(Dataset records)
begin
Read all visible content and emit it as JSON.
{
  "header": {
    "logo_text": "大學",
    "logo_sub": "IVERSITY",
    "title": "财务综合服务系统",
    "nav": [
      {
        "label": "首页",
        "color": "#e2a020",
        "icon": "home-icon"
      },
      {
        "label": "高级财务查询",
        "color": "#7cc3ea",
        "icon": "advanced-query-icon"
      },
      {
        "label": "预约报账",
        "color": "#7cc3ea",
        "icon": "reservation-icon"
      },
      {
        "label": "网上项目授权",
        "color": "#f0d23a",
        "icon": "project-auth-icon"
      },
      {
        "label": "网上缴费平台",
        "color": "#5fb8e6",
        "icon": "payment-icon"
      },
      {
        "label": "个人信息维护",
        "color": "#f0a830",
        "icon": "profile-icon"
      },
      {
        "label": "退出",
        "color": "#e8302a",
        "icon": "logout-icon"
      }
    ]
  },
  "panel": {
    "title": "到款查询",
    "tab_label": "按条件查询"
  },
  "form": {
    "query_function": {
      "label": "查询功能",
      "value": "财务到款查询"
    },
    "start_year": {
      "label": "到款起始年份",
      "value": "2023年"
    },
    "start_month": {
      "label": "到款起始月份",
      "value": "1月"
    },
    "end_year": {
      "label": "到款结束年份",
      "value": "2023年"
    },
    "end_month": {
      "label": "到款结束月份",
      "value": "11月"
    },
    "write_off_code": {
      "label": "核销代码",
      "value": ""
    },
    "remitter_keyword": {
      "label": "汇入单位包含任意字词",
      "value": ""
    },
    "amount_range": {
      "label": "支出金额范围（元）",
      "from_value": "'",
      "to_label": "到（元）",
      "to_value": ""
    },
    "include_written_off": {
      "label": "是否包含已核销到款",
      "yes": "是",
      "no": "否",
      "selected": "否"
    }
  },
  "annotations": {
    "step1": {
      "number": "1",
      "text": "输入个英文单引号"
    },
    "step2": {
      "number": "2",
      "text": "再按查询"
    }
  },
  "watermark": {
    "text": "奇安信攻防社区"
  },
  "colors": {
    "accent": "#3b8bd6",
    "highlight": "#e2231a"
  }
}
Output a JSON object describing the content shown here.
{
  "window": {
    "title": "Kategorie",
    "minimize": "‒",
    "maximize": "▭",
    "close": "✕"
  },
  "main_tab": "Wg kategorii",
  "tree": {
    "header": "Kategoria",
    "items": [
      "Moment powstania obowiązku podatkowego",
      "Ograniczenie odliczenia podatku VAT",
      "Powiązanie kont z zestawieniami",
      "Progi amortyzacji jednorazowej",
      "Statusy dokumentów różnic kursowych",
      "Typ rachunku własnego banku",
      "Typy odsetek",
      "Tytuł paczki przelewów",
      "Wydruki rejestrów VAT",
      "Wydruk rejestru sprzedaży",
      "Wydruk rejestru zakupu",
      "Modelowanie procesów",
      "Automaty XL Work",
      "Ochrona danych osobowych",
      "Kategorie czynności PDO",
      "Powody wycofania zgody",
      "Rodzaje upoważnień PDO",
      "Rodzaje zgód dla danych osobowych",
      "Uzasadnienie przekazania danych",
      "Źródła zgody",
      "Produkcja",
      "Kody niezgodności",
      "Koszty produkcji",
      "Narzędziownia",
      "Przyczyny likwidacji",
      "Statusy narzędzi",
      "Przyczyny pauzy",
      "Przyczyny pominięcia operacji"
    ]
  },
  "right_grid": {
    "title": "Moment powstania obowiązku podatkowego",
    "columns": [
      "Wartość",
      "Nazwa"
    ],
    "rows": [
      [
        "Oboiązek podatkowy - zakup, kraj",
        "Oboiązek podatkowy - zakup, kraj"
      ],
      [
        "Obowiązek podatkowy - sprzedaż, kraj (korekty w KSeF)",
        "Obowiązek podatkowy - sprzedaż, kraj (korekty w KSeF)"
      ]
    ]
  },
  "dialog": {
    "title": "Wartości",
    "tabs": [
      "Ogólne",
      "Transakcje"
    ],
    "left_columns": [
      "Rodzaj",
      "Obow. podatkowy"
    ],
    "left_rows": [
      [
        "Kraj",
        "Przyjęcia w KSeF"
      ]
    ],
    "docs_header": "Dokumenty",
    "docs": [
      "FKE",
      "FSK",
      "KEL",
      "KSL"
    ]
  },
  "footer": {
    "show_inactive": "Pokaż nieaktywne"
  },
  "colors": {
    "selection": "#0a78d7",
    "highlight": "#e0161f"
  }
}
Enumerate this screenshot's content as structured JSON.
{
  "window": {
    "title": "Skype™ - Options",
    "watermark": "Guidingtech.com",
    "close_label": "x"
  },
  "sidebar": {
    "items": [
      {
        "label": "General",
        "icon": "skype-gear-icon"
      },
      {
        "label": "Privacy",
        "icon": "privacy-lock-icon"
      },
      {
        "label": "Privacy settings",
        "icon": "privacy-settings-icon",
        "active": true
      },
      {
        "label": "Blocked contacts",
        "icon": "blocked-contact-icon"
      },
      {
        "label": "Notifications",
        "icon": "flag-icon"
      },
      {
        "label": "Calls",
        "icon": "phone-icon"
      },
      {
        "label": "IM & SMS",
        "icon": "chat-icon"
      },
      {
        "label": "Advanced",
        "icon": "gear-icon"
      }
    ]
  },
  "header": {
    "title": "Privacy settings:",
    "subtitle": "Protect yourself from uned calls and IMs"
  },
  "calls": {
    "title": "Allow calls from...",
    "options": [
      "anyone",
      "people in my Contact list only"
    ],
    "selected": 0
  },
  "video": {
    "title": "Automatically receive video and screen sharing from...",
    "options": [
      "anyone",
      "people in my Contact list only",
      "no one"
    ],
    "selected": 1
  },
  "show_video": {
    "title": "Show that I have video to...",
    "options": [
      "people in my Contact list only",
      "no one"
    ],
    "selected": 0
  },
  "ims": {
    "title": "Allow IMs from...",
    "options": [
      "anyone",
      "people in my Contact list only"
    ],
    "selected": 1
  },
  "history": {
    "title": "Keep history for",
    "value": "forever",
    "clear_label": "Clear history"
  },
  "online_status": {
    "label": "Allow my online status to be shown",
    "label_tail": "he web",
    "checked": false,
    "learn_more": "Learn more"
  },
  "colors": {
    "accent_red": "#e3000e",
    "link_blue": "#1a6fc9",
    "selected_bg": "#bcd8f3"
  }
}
end
Copy out the full listing exactly.

Read all visible content and emit it as JSON.
{
  "header": {
    "logo_text": "大學",
    "logo_sub": "IVERSITY",
    "title": "财务综合服务系统",
    "nav": [
      {
        "label": "首页",
        "color": "#e2a020",
        "icon": "home-icon"
      },
      {
        "label": "高级财务查询",
        "color": "#7cc3ea",
        "icon": "advanced-query-icon"
      },
      {
        "label": "预约报账",
        "color": "#7cc3ea",
        "icon": "reservation-icon"
      },
      {
        "label": "网上项目授权",
        "color": "#f0d23a",
        "icon": "project-auth-icon"
      },
      {
        "label": "网上缴费平台",
        "color": "#5fb8e6",
        "icon": "payment-icon"
      },
      {
        "label": "个人信息维护",
        "color": "#f0a830",
        "icon": "profile-icon"
      },
      {
        "label": "退出",
        "color": "#e8302a",
        "icon": "logout-icon"
      }
    ]
  },
  "panel": {
    "title": "到款查询",
    "tab_label": "按条件查询"
  },
  "form": {
    "query_function": {
      "label": "查询功能",
      "value": "财务到款查询"
    },
    "start_year": {
      "label": "到款起始年份",
      "value": "2023年"
    },
    "start_month": {
      "label": "到款起始月份",
      "value": "1月"
    },
    "end_year": {
      "label": "到款结束年份",
      "value": "2023年"
    },
    "end_month": {
      "label": "到款结束月份",
      "value": "11月"
    },
    "write_off_code": {
      "label": "核销代码",
      "value": ""
    },
    "remitter_keyword": {
      "label": "汇入单位包含任意字词",
      "value": ""
    },
    "amount_range": {
      "label": "支出金额范围（元）",
      "from_value": "'",
      "to_label": "到（元）",
      "to_value": ""
    },
    "include_written_off": {
      "label": "是否包含已核销到款",
      "yes": "是",
      "no": "否",
      "selected": "否"
    }
  },
  "annotations": {
    "step1": {
      "number": "1",
      "text": "输入个英文单引号"
    },
    "step2": {
      "number": "2",
      "text": "再按查询"
    }
  },
  "watermark": {
    "text": "奇安信攻防社区"
  },
  "colors": {
    "accent": "#3b8bd6",
    "highlight": "#e2231a"
  }
}
Output a JSON object describing the content shown here.
{
  "window": {
    "title": "Kategorie",
    "minimize": "‒",
    "maximize": "▭",
    "close": "✕"
  },
  "main_tab": "Wg kategorii",
  "tree": {
    "header": "Kategoria",
    "items": [
      "Moment powstania obowiązku podatkowego",
      "Ograniczenie odliczenia podatku VAT",
      "Powiązanie kont z zestawieniami",
      "Progi amortyzacji jednorazowej",
      "Statusy dokumentów różnic kursowych",
      "Typ rachunku własnego banku",
      "Typy odsetek",
      "Tytuł paczki przelewów",
      "Wydruki rejestrów VAT",
      "Wydruk rejestru sprzedaży",
      "Wydruk rejestru zakupu",
      "Modelowanie procesów",
      "Automaty XL Work",
      "Ochrona danych osobowych",
      "Kategorie czynności PDO",
      "Powody wycofania zgody",
      "Rodzaje upoważnień PDO",
      "Rodzaje zgód dla danych osobowych",
      "Uzasadnienie przekazania danych",
      "Źródła zgody",
      "Produkcja",
      "Kody niezgodności",
      "Koszty produkcji",
      "Narzędziownia",
      "Przyczyny likwidacji",
      "Statusy narzędzi",
      "Przyczyny pauzy",
      "Przyczyny pominięcia operacji"
    ]
  },
  "right_grid": {
    "title": "Moment powstania obowiązku podatkowego",
    "columns": [
      "Wartość",
      "Nazwa"
    ],
    "rows": [
      [
        "Oboiązek podatkowy - zakup, kraj",
        "Oboiązek podatkowy - zakup, kraj"
      ],
      [
        "Obowiązek podatkowy - sprzedaż, kraj (korekty w KSeF)",
        "Obowiązek podatkowy - sprzedaż, kraj (korekty w KSeF)"
      ]
    ]
  },
  "dialog": {
    "title": "Wartości",
    "tabs": [
      "Ogólne",
      "Transakcje"
    ],
    "left_columns": [
      "Rodzaj",
      "Obow. podatkowy"
    ],
    "left_rows": [
      [
        "Kraj",
        "Przyjęcia w KSeF"
      ]
    ],
    "docs_header": "Dokumenty",
    "docs": [
      "FKE",
      "FSK",
      "KEL",
      "KSL"
    ]
  },
  "footer": {
    "show_inactive": "Pokaż nieaktywne"
  },
  "colors": {
    "selection": "#0a78d7",
    "highlight": "#e0161f"
  }
}
Enumerate this screenshot's content as structured JSON.
{
  "window": {
    "title": "Skype™ - Options",
    "watermark": "Guidingtech.com",
    "close_label": "x"
  },
  "sidebar": {
    "items": [
      {
        "label": "General",
        "icon": "skype-gear-icon"
      },
      {
        "label": "Privacy",
        "icon": "privacy-lock-icon"
      },
      {
        "label": "Privacy settings",
        "icon": "privacy-settings-icon",
        "active": true
      },
      {
        "label": "Blocked contacts",
        "icon": "blocked-contact-icon"
      },
      {
        "label": "Notifications",
        "icon": "flag-icon"
      },
      {
        "label": "Calls",
        "icon": "phone-icon"
      },
      {
        "label": "IM & SMS",
        "icon": "chat-icon"
      },
      {
        "label": "Advanced",
        "icon": "gear-icon"
      }
    ]
  },
  "header": {
    "title": "Privacy settings:",
    "subtitle": "Protect yourself from uned calls and IMs"
  },
  "calls": {
    "title": "Allow calls from...",
    "options": [
      "anyone",
      "people in my Contact list only"
    ],
    "selected": 0
  },
  "video": {
    "title": "Automatically receive video and screen sharing from...",
    "options": [
      "anyone",
      "people in my Contact list only",
      "no one"
    ],
    "selected": 1
  },
  "show_video": {
    "title": "Show that I have video to...",
    "options": [
      "people in my Contact list only",
      "no one"
    ],
    "selected": 0
  },
  "ims": {
    "title": "Allow IMs from...",
    "options": [
      "anyone",
      "people in my Contact list only"
    ],
    "selected": 1
  },
  "history": {
    "title": "Keep history for",
    "value": "forever",
    "clear_label": "Clear history"
  },
  "online_status": {
    "label": "Allow my online status to be shown",
    "label_tail": "he web",
    "checked": false,
    "learn_more": "Learn more"
  },
  "colors": {
    "accent_red": "#e3000e",
    "link_blue": "#1a6fc9",
    "selected_bg": "#bcd8f3"
  }
}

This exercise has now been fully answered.